_Your task_. Give the number of lines that include the string "title", nothing more.

Chart and figure data:
* begin *

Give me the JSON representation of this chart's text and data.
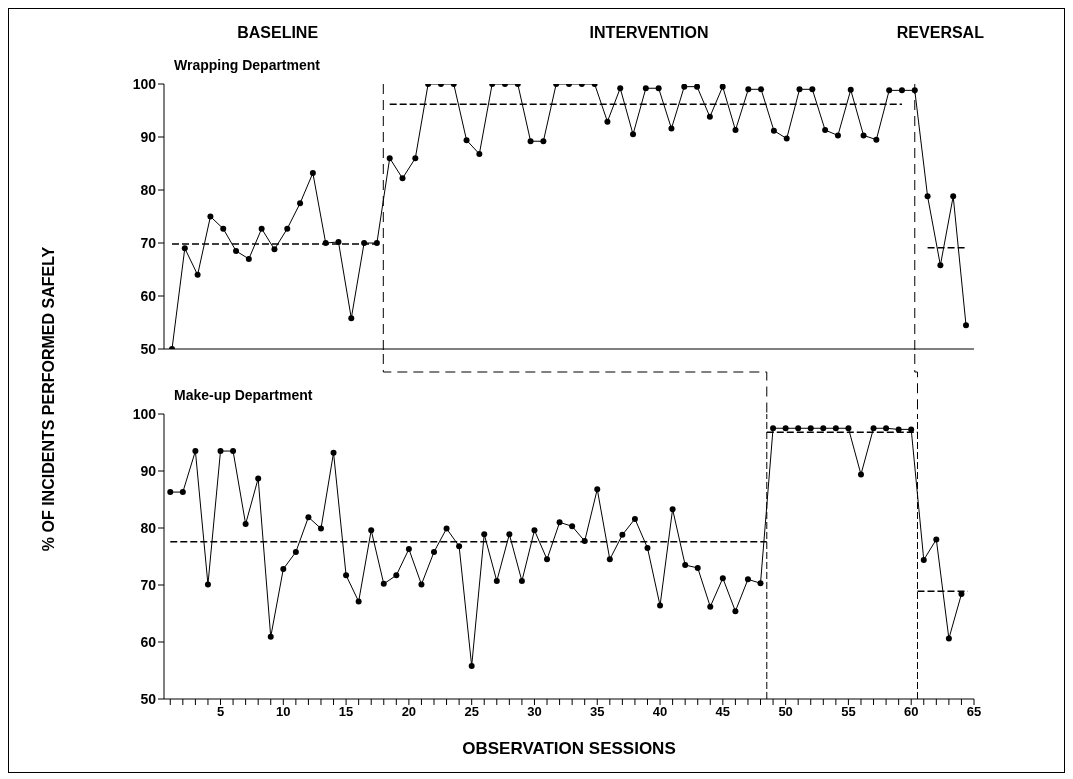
{
  "chart_data": [
    {
      "type": "line",
      "title": "Wrapping Department",
      "ylabel": "% OF INCIDENTS PERFORMED SAFELY",
      "annotations": [
        "BASELINE",
        "INTERVENTION",
        "REVERSAL"
      ],
      "categories": [
        null,
        null,
        null,
        null,
        null,
        null,
        null,
        null,
        null,
        null,
        null,
        null,
        null,
        null,
        null,
        null,
        null,
        null,
        null,
        null,
        null,
        null,
        null,
        null,
        null,
        null,
        null,
        null,
        null,
        null,
        null,
        null,
        null,
        null,
        null,
        null,
        null,
        null,
        null,
        null,
        null,
        null,
        null,
        null,
        null,
        null,
        null,
        null,
        null,
        null,
        null,
        null,
        null,
        null,
        null,
        null,
        null,
        null,
        null,
        null,
        null,
        null,
        null
      ],
      "ylim": [
        50,
        100
      ],
      "yticks": [
        50,
        60,
        70,
        80,
        90,
        100
      ],
      "tick_labels": "y",
      "marker": "circle",
      "line_style": "solid",
      "series": [
        {
          "color": "#000000",
          "values": [
            50,
            69,
            64,
            75,
            72.7,
            68.5,
            67,
            72.7,
            68.8,
            72.7,
            77.5,
            83.2,
            70,
            70.2,
            55.8,
            70,
            70,
            86,
            82.2,
            86,
            100,
            100,
            100,
            89.4,
            86.8,
            100,
            100,
            100,
            89.2,
            89.2,
            100,
            100,
            100,
            100,
            92.9,
            99.2,
            90.5,
            99.2,
            99.2,
            91.6,
            99.5,
            99.5,
            93.8,
            99.5,
            91.3,
            99,
            99,
            91.2,
            89.7,
            99,
            99,
            91.3,
            90.3,
            98.9,
            90.3,
            89.5,
            98.8,
            98.8,
            98.8,
            78.8,
            65.8,
            78.8,
            54.5
          ]
        },
        {
          "type": "line",
          "color": "#000000",
          "line_style": "dashed",
          "marker": "none",
          "values": [
            69.8,
            69.8,
            69.8,
            69.8,
            69.8,
            69.8,
            69.8,
            69.8,
            69.8,
            69.8,
            69.8,
            69.8,
            69.8,
            69.8,
            69.8,
            69.8,
            69.8,
            null,
            null,
            null,
            null,
            null,
            null,
            null,
            null,
            null,
            null,
            null,
            null,
            null,
            null,
            null,
            null,
            null,
            null,
            null,
            null,
            null,
            null,
            null,
            null,
            null,
            null,
            null,
            null,
            null,
            null,
            null,
            null,
            null,
            null,
            null,
            null,
            null,
            null,
            null,
            null,
            null,
            null,
            null,
            null,
            null,
            null
          ]
        },
        {
          "type": "line",
          "color": "#000000",
          "line_style": "dashed",
          "marker": "none",
          "values": [
            null,
            null,
            null,
            null,
            null,
            null,
            null,
            null,
            null,
            null,
            null,
            null,
            null,
            null,
            null,
            null,
            null,
            96.2,
            96.2,
            96.2,
            96.2,
            96.2,
            96.2,
            96.2,
            96.2,
            96.2,
            96.2,
            96.2,
            96.2,
            96.2,
            96.2,
            96.2,
            96.2,
            96.2,
            96.2,
            96.2,
            96.2,
            96.2,
            96.2,
            96.2,
            96.2,
            96.2,
            96.2,
            96.2,
            96.2,
            96.2,
            96.2,
            96.2,
            96.2,
            96.2,
            96.2,
            96.2,
            96.2,
            96.2,
            96.2,
            96.2,
            96.2,
            96.2,
            null,
            null,
            null,
            null,
            null
          ]
        },
        {
          "type": "line",
          "color": "#000000",
          "line_style": "dashed",
          "marker": "none",
          "values": [
            null,
            null,
            null,
            null,
            null,
            null,
            null,
            null,
            null,
            null,
            null,
            null,
            null,
            null,
            null,
            null,
            null,
            null,
            null,
            null,
            null,
            null,
            null,
            null,
            null,
            null,
            null,
            null,
            null,
            null,
            null,
            null,
            null,
            null,
            null,
            null,
            null,
            null,
            null,
            null,
            null,
            null,
            null,
            null,
            null,
            null,
            null,
            null,
            null,
            null,
            null,
            null,
            null,
            null,
            null,
            null,
            null,
            null,
            null,
            69.1,
            69.1,
            69.1,
            69.1
          ]
        }
      ]
    },
    {
      "type": "line",
      "title": "Make-up Department",
      "xlabel": "OBSERVATION SESSIONS",
      "xlim": [
        0.5,
        65
      ],
      "ylim": [
        50,
        100
      ],
      "yticks": [
        50,
        60,
        70,
        80,
        90,
        100
      ],
      "xticks": [
        {
          "value": 1,
          "label": null
        },
        {
          "value": 2,
          "label": null
        },
        {
          "value": 3,
          "label": null
        },
        {
          "value": 4,
          "label": null
        },
        5,
        {
          "value": 6,
          "label": null
        },
        {
          "value": 7,
          "label": null
        },
        {
          "value": 8,
          "label": null
        },
        {
          "value": 9,
          "label": null
        },
        10,
        {
          "value": 11,
          "label": null
        },
        {
          "value": 12,
          "label": null
        },
        {
          "value": 13,
          "label": null
        },
        {
          "value": 14,
          "label": null
        },
        15,
        {
          "value": 16,
          "label": null
        },
        {
          "value": 17,
          "label": null
        },
        {
          "value": 18,
          "label": null
        },
        {
          "value": 19,
          "label": null
        },
        20,
        {
          "value": 21,
          "label": null
        },
        {
          "value": 22,
          "label": null
        },
        {
          "value": 23,
          "label": null
        },
        {
          "value": 24,
          "label": null
        },
        25,
        {
          "value": 26,
          "label": null
        },
        {
          "value": 27,
          "label": null
        },
        {
          "value": 28,
          "label": null
        },
        {
          "value": 29,
          "label": null
        },
        30,
        {
          "value": 31,
          "label": null
        },
        {
          "value": 32,
          "label": null
        },
        {
          "value": 33,
          "label": null
        },
        {
          "value": 34,
          "label": null
        },
        35,
        {
          "value": 36,
          "label": null
        },
        {
          "value": 37,
          "label": null
        },
        {
          "value": 38,
          "label": null
        },
        {
          "value": 39,
          "label": null
        },
        40,
        {
          "value": 41,
          "label": null
        },
        {
          "value": 42,
          "label": null
        },
        {
          "value": 43,
          "label": null
        },
        {
          "value": 44,
          "label": null
        },
        45,
        {
          "value": 46,
          "label": null
        },
        {
          "value": 47,
          "label": null
        },
        {
          "value": 48,
          "label": null
        },
        {
          "value": 49,
          "label": null
        },
        50,
        {
          "value": 51,
          "label": null
        },
        {
          "value": 52,
          "label": null
        },
        {
          "value": 53,
          "label": null
        },
        {
          "value": 54,
          "label": null
        },
        55,
        {
          "value": 56,
          "label": null
        },
        {
          "value": 57,
          "label": null
        },
        {
          "value": 58,
          "label": null
        },
        {
          "value": 59,
          "label": null
        },
        60,
        {
          "value": 61,
          "label": null
        },
        {
          "value": 62,
          "label": null
        },
        {
          "value": 63,
          "label": null
        },
        {
          "value": 64,
          "label": null
        },
        65
      ],
      "marker": "circle",
      "line_style": "solid",
      "series": [
        {
          "color": "#000000",
          "x": [
            1,
            2,
            3,
            4,
            5,
            6,
            7,
            8,
            9,
            10,
            11,
            12,
            13,
            14,
            15,
            16,
            17,
            18,
            19,
            20,
            21,
            22,
            23,
            24,
            25,
            26,
            27,
            28,
            29,
            30,
            31,
            32,
            33,
            34,
            35,
            36,
            37,
            38,
            39,
            40,
            41,
            42,
            43,
            44,
            45,
            46,
            47,
            48,
            49,
            50,
            51,
            52,
            53,
            54,
            55,
            56,
            57,
            58,
            59,
            60,
            61,
            62,
            63,
            64
          ],
          "values": [
            86.3,
            86.3,
            93.5,
            70.1,
            93.5,
            93.5,
            80.7,
            88.7,
            60.9,
            72.8,
            75.8,
            81.9,
            79.9,
            93.2,
            71.7,
            67.1,
            79.6,
            70.2,
            71.7,
            76.3,
            70.1,
            75.8,
            79.9,
            76.8,
            55.8,
            78.9,
            70.7,
            78.9,
            70.7,
            79.6,
            74.5,
            81,
            80.3,
            77.7,
            86.8,
            74.5,
            78.8,
            81.6,
            76.5,
            66.4,
            83.3,
            73.5,
            73,
            66.2,
            71.2,
            65.4,
            71,
            70.3,
            97.5,
            97.5,
            97.5,
            97.5,
            97.5,
            97.5,
            97.5,
            89.4,
            97.5,
            97.5,
            97.3,
            97.3,
            74.4,
            78,
            60.6,
            68.4
          ]
        },
        {
          "type": "line",
          "color": "#000000",
          "line_style": "dashed",
          "marker": "none",
          "x": [
            1,
            48.5
          ],
          "values": [
            77.6,
            77.6
          ]
        },
        {
          "type": "line",
          "color": "#000000",
          "line_style": "dashed",
          "marker": "none",
          "x": [
            48.5,
            60.5
          ],
          "values": [
            96.8,
            96.8
          ]
        },
        {
          "type": "line",
          "color": "#000000",
          "line_style": "dashed",
          "marker": "none",
          "x": [
            60.5,
            64.5
          ],
          "values": [
            68.9,
            68.9
          ]
        }
      ],
      "ref_lines": [
        {
          "axis": "x",
          "value": 48.5,
          "color": "#000000",
          "line_style": "dashed"
        },
        {
          "axis": "x",
          "value": 60.5,
          "color": "#000000",
          "line_style": "dashed"
        }
      ]
    }
  ]
}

* end *

_Exercise result_. 2